## WHAT NEEDS TO BE DONE
Find every line containing the word "icon" in the records below; report only how many there are.

## Dataset records
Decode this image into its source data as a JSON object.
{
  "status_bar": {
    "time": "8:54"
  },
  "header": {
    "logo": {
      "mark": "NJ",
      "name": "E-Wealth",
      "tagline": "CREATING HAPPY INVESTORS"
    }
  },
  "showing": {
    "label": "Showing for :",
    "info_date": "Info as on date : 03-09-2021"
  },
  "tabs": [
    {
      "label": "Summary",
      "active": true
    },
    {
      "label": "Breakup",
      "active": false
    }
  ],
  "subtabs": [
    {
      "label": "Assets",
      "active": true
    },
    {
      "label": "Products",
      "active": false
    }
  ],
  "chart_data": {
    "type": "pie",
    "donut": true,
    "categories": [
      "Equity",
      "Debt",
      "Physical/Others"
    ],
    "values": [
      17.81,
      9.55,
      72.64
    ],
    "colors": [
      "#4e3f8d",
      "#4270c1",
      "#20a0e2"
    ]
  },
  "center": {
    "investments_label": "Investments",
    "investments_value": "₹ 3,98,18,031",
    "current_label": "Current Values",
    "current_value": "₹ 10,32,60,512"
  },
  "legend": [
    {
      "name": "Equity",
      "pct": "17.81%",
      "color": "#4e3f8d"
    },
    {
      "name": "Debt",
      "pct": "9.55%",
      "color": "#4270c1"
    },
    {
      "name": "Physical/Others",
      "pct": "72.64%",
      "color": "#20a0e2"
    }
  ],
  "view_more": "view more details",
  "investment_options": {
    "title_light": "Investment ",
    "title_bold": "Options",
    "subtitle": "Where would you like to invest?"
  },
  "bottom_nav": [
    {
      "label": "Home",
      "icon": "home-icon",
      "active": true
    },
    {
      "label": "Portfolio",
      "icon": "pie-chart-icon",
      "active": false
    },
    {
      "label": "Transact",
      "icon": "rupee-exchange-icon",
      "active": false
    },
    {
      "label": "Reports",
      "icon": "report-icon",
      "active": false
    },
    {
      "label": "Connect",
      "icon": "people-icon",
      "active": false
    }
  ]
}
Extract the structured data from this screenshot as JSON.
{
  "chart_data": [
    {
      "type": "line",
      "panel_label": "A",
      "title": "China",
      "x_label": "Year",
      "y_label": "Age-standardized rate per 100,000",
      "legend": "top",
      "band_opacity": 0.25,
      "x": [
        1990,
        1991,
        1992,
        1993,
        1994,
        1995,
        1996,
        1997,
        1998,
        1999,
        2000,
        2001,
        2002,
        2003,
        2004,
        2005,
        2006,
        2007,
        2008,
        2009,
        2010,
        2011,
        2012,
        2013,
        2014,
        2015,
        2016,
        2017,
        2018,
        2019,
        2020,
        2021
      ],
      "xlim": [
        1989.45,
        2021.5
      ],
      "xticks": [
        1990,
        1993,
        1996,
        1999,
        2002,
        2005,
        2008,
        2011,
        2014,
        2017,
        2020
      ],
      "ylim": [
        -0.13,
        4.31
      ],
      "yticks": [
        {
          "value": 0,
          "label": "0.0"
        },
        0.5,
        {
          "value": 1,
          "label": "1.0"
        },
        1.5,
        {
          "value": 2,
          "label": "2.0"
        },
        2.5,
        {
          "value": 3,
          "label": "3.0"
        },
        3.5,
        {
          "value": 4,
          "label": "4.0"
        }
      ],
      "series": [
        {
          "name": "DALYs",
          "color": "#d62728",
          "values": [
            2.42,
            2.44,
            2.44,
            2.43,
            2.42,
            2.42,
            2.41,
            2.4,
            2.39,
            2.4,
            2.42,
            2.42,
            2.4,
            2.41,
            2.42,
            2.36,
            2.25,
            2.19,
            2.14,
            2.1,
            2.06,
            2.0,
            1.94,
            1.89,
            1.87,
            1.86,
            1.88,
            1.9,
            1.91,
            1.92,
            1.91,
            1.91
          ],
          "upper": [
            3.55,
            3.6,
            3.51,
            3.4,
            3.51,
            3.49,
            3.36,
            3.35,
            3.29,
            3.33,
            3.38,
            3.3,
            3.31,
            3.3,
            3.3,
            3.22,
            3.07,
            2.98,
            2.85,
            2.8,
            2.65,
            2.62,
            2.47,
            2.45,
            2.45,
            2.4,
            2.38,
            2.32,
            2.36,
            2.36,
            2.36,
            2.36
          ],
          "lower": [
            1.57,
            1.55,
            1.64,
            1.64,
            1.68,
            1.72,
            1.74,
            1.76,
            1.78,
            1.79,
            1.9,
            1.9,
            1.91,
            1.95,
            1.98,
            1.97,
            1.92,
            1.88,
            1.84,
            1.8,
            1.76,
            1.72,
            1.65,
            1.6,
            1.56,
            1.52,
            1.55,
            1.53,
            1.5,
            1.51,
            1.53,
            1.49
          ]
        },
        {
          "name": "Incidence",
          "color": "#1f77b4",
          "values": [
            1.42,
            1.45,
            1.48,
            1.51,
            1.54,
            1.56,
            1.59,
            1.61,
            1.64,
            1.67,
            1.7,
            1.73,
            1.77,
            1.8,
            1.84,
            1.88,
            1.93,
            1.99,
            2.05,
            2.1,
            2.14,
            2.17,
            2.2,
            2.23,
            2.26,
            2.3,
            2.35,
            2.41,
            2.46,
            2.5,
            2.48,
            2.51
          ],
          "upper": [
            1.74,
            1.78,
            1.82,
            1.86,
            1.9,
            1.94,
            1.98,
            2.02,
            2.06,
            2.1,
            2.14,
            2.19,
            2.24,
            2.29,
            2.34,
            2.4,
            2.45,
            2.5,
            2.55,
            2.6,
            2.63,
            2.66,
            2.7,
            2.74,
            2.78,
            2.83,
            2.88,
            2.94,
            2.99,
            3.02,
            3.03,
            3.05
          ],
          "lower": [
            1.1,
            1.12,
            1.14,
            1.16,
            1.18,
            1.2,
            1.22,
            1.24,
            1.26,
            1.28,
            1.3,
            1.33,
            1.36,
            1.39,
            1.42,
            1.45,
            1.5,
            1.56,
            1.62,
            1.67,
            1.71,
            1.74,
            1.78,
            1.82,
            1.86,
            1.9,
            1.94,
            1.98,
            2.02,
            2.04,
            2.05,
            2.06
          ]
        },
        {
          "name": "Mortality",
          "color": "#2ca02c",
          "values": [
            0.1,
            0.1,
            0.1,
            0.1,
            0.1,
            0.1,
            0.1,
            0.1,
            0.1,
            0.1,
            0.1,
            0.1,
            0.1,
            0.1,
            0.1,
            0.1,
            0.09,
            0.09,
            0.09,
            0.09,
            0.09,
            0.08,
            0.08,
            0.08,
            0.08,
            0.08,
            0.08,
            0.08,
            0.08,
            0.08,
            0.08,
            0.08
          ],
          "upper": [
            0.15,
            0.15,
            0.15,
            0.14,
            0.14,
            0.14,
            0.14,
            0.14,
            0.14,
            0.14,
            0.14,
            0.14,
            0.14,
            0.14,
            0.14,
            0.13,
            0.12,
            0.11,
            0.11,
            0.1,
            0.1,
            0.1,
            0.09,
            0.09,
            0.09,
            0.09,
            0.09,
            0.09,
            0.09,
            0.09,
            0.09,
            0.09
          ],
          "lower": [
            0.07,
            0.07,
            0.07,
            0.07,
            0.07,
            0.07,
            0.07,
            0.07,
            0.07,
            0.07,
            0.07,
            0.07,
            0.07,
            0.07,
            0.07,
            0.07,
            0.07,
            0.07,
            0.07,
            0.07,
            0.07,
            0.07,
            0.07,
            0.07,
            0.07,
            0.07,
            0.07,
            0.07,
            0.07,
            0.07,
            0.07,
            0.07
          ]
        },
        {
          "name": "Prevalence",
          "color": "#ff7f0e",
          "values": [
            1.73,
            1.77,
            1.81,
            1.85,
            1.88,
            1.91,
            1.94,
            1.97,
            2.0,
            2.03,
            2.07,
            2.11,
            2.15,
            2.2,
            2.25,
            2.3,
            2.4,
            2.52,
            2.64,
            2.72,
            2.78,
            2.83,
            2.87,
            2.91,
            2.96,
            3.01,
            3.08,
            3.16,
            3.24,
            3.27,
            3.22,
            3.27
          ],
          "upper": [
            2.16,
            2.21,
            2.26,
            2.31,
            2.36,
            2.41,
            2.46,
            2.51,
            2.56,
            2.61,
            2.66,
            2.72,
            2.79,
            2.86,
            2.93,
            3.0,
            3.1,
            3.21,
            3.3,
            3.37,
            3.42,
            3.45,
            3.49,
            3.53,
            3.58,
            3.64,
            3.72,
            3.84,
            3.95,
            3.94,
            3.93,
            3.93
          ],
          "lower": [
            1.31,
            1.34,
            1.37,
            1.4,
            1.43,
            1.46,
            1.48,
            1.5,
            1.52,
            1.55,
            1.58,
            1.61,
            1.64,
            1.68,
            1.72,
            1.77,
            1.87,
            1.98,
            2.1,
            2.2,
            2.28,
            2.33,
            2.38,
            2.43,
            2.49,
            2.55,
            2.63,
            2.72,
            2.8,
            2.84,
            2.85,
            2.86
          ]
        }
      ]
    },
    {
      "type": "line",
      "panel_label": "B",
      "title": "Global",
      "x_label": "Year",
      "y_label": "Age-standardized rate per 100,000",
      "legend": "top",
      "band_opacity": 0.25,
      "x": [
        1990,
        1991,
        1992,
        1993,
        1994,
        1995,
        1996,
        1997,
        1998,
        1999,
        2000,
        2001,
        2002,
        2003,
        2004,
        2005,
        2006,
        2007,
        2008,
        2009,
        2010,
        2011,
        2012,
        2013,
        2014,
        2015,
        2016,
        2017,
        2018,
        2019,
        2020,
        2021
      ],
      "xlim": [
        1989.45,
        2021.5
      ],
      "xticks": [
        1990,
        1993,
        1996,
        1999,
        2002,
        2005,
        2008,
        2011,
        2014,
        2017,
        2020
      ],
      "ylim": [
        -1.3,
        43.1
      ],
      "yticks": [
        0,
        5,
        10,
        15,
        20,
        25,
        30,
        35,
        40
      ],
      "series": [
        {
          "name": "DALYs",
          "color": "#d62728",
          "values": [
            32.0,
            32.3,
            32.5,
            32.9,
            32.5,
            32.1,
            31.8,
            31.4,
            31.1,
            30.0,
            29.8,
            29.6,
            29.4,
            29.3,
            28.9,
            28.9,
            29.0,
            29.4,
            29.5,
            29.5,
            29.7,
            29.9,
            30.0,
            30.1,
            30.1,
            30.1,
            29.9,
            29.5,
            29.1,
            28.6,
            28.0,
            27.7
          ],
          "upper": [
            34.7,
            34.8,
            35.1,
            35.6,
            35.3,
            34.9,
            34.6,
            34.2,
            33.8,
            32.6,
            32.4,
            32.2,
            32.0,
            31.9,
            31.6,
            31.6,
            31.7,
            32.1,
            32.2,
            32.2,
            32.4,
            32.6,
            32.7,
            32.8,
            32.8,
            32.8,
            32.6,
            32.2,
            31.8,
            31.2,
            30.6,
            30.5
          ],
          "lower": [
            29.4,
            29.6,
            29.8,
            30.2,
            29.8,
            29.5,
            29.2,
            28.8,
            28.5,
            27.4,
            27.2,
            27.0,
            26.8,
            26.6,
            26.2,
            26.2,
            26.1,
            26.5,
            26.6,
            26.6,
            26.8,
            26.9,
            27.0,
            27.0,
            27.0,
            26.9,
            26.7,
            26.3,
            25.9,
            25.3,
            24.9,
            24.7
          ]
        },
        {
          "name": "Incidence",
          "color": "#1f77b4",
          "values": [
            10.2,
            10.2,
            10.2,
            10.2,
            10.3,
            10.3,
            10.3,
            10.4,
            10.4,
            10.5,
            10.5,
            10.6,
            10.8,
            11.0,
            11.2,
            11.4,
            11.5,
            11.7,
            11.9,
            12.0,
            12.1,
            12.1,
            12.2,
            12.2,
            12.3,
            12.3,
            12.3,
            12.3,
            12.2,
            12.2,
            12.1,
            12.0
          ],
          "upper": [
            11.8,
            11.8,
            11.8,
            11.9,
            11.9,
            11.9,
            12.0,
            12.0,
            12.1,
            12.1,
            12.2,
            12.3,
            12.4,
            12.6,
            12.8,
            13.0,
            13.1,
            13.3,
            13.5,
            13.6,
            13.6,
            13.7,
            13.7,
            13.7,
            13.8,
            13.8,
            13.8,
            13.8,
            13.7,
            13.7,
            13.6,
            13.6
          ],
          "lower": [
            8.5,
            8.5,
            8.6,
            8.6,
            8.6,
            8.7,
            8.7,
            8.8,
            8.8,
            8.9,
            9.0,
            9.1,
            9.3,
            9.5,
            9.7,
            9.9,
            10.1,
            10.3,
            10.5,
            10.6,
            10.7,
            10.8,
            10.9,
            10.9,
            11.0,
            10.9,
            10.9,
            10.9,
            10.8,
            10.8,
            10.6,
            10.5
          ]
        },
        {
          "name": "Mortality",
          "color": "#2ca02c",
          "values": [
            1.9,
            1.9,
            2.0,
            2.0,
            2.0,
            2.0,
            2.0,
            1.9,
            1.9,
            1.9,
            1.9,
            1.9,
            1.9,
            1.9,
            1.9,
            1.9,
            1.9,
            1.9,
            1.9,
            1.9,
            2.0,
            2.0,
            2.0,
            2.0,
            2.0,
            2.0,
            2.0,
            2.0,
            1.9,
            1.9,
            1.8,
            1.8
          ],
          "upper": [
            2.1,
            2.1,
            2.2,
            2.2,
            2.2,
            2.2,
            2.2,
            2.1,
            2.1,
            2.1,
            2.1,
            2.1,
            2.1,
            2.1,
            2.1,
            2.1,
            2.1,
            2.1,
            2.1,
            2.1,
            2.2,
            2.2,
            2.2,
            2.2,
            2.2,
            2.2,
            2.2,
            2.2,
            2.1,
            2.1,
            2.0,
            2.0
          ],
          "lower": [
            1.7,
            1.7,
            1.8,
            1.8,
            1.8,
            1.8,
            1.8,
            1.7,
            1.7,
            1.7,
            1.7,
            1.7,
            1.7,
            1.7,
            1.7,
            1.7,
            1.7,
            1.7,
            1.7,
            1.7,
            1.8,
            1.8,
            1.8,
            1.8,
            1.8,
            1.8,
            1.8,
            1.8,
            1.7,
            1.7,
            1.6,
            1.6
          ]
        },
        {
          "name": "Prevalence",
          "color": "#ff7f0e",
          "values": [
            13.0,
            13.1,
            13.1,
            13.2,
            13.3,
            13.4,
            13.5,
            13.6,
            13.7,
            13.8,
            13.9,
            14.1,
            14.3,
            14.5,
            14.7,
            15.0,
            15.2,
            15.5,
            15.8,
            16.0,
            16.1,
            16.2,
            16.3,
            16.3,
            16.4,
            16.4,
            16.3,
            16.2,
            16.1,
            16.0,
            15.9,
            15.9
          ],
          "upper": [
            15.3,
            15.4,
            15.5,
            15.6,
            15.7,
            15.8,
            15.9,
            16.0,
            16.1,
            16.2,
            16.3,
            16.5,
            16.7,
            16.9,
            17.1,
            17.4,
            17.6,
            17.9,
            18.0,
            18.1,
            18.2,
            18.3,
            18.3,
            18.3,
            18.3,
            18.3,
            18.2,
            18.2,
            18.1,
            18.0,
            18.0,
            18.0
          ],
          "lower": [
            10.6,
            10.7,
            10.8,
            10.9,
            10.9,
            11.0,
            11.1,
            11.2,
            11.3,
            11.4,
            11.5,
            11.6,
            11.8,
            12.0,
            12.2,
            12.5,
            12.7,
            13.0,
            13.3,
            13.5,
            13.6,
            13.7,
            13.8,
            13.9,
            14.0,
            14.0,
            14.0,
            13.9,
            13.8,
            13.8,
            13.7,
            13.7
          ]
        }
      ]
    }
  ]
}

## RESPONSE TO THE TASK
5